§ Exercise instructions
Extract every line below, verbatim.

§ Dataset entries
▼
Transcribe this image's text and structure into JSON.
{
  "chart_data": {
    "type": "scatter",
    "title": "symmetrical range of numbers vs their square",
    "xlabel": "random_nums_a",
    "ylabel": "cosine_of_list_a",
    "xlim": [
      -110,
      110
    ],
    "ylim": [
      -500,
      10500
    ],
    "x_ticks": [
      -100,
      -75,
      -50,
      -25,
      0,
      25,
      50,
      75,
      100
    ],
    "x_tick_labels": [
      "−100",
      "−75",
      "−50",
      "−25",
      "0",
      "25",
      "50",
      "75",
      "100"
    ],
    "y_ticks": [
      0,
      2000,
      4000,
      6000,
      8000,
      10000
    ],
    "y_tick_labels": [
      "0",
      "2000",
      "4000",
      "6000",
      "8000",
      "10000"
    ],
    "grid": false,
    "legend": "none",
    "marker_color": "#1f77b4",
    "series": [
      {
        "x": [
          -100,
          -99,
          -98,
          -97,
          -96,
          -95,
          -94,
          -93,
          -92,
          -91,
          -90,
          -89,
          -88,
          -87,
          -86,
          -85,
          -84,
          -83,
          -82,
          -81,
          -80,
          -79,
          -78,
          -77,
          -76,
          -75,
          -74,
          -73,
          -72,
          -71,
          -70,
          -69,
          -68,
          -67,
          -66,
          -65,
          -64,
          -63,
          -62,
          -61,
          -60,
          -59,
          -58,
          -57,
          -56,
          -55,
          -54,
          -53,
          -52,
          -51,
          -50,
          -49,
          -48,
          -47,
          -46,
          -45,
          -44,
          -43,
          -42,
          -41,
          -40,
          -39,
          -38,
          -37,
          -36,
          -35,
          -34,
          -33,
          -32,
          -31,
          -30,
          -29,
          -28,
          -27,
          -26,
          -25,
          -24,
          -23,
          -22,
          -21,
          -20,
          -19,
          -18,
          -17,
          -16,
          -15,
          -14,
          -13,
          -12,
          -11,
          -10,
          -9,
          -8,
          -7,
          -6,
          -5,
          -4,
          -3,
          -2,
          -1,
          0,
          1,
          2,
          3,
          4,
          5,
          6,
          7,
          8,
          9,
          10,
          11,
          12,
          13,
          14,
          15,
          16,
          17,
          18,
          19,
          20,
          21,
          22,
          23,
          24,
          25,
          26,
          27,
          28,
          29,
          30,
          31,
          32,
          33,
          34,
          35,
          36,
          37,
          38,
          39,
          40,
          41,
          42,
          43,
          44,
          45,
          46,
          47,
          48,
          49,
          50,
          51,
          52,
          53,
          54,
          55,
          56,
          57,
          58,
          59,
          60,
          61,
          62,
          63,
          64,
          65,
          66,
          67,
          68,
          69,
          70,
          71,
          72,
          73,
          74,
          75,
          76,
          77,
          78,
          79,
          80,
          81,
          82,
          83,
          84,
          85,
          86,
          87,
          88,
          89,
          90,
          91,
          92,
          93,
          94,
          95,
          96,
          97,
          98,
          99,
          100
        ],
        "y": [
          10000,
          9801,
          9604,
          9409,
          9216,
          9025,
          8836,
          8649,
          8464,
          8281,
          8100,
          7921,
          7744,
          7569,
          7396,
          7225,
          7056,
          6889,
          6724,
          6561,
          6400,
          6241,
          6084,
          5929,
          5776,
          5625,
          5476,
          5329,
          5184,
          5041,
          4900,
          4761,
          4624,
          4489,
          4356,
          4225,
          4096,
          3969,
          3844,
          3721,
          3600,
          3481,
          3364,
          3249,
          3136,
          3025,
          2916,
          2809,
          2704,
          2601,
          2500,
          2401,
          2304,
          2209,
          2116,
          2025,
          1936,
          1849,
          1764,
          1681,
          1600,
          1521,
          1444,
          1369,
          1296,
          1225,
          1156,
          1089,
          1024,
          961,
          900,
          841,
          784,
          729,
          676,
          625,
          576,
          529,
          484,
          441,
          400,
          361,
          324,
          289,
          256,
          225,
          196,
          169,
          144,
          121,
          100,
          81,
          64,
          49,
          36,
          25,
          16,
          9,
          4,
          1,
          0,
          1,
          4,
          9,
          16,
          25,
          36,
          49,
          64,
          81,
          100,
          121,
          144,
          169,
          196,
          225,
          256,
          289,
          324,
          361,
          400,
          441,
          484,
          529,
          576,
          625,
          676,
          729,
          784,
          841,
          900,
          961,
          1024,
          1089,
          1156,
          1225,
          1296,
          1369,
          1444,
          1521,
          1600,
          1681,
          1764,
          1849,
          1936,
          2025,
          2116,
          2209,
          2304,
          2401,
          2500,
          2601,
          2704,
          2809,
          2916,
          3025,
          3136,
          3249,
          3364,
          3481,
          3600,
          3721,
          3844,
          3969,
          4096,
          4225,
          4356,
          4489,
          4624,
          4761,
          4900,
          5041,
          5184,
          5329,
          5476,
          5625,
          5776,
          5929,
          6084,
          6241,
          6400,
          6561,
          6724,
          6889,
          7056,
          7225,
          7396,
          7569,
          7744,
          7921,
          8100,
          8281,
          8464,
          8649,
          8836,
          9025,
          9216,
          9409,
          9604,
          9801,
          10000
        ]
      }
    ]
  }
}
▲
§ Written solution
Transcribe this image's text and structure into JSON.
{
  "chart_data": {
    "type": "scatter",
    "title": "symmetrical range of numbers vs their square",
    "xlabel": "random_nums_a",
    "ylabel": "cosine_of_list_a",
    "xlim": [
      -110,
      110
    ],
    "ylim": [
      -500,
      10500
    ],
    "x_ticks": [
      -100,
      -75,
      -50,
      -25,
      0,
      25,
      50,
      75,
      100
    ],
    "x_tick_labels": [
      "−100",
      "−75",
      "−50",
      "−25",
      "0",
      "25",
      "50",
      "75",
      "100"
    ],
    "y_ticks": [
      0,
      2000,
      4000,
      6000,
      8000,
      10000
    ],
    "y_tick_labels": [
      "0",
      "2000",
      "4000",
      "6000",
      "8000",
      "10000"
    ],
    "grid": false,
    "legend": "none",
    "marker_color": "#1f77b4",
    "series": [
      {
        "x": [
          -100,
          -99,
          -98,
          -97,
          -96,
          -95,
          -94,
          -93,
          -92,
          -91,
          -90,
          -89,
          -88,
          -87,
          -86,
          -85,
          -84,
          -83,
          -82,
          -81,
          -80,
          -79,
          -78,
          -77,
          -76,
          -75,
          -74,
          -73,
          -72,
          -71,
          -70,
          -69,
          -68,
          -67,
          -66,
          -65,
          -64,
          -63,
          -62,
          -61,
          -60,
          -59,
          -58,
          -57,
          -56,
          -55,
          -54,
          -53,
          -52,
          -51,
          -50,
          -49,
          -48,
          -47,
          -46,
          -45,
          -44,
          -43,
          -42,
          -41,
          -40,
          -39,
          -38,
          -37,
          -36,
          -35,
          -34,
          -33,
          -32,
          -31,
          -30,
          -29,
          -28,
          -27,
          -26,
          -25,
          -24,
          -23,
          -22,
          -21,
          -20,
          -19,
          -18,
          -17,
          -16,
          -15,
          -14,
          -13,
          -12,
          -11,
          -10,
          -9,
          -8,
          -7,
          -6,
          -5,
          -4,
          -3,
          -2,
          -1,
          0,
          1,
          2,
          3,
          4,
          5,
          6,
          7,
          8,
          9,
          10,
          11,
          12,
          13,
          14,
          15,
          16,
          17,
          18,
          19,
          20,
          21,
          22,
          23,
          24,
          25,
          26,
          27,
          28,
          29,
          30,
          31,
          32,
          33,
          34,
          35,
          36,
          37,
          38,
          39,
          40,
          41,
          42,
          43,
          44,
          45,
          46,
          47,
          48,
          49,
          50,
          51,
          52,
          53,
          54,
          55,
          56,
          57,
          58,
          59,
          60,
          61,
          62,
          63,
          64,
          65,
          66,
          67,
          68,
          69,
          70,
          71,
          72,
          73,
          74,
          75,
          76,
          77,
          78,
          79,
          80,
          81,
          82,
          83,
          84,
          85,
          86,
          87,
          88,
          89,
          90,
          91,
          92,
          93,
          94,
          95,
          96,
          97,
          98,
          99,
          100
        ],
        "y": [
          10000,
          9801,
          9604,
          9409,
          9216,
          9025,
          8836,
          8649,
          8464,
          8281,
          8100,
          7921,
          7744,
          7569,
          7396,
          7225,
          7056,
          6889,
          6724,
          6561,
          6400,
          6241,
          6084,
          5929,
          5776,
          5625,
          5476,
          5329,
          5184,
          5041,
          4900,
          4761,
          4624,
          4489,
          4356,
          4225,
          4096,
          3969,
          3844,
          3721,
          3600,
          3481,
          3364,
          3249,
          3136,
          3025,
          2916,
          2809,
          2704,
          2601,
          2500,
          2401,
          2304,
          2209,
          2116,
          2025,
          1936,
          1849,
          1764,
          1681,
          1600,
          1521,
          1444,
          1369,
          1296,
          1225,
          1156,
          1089,
          1024,
          961,
          900,
          841,
          784,
          729,
          676,
          625,
          576,
          529,
          484,
          441,
          400,
          361,
          324,
          289,
          256,
          225,
          196,
          169,
          144,
          121,
          100,
          81,
          64,
          49,
          36,
          25,
          16,
          9,
          4,
          1,
          0,
          1,
          4,
          9,
          16,
          25,
          36,
          49,
          64,
          81,
          100,
          121,
          144,
          169,
          196,
          225,
          256,
          289,
          324,
          361,
          400,
          441,
          484,
          529,
          576,
          625,
          676,
          729,
          784,
          841,
          900,
          961,
          1024,
          1089,
          1156,
          1225,
          1296,
          1369,
          1444,
          1521,
          1600,
          1681,
          1764,
          1849,
          1936,
          2025,
          2116,
          2209,
          2304,
          2401,
          2500,
          2601,
          2704,
          2809,
          2916,
          3025,
          3136,
          3249,
          3364,
          3481,
          3600,
          3721,
          3844,
          3969,
          4096,
          4225,
          4356,
          4489,
          4624,
          4761,
          4900,
          5041,
          5184,
          5329,
          5476,
          5625,
          5776,
          5929,
          6084,
          6241,
          6400,
          6561,
          6724,
          6889,
          7056,
          7225,
          7396,
          7569,
          7744,
          7921,
          8100,
          8281,
          8464,
          8649,
          8836,
          9025,
          9216,
          9409,
          9604,
          9801,
          10000
        ]
      }
    ]
  }
}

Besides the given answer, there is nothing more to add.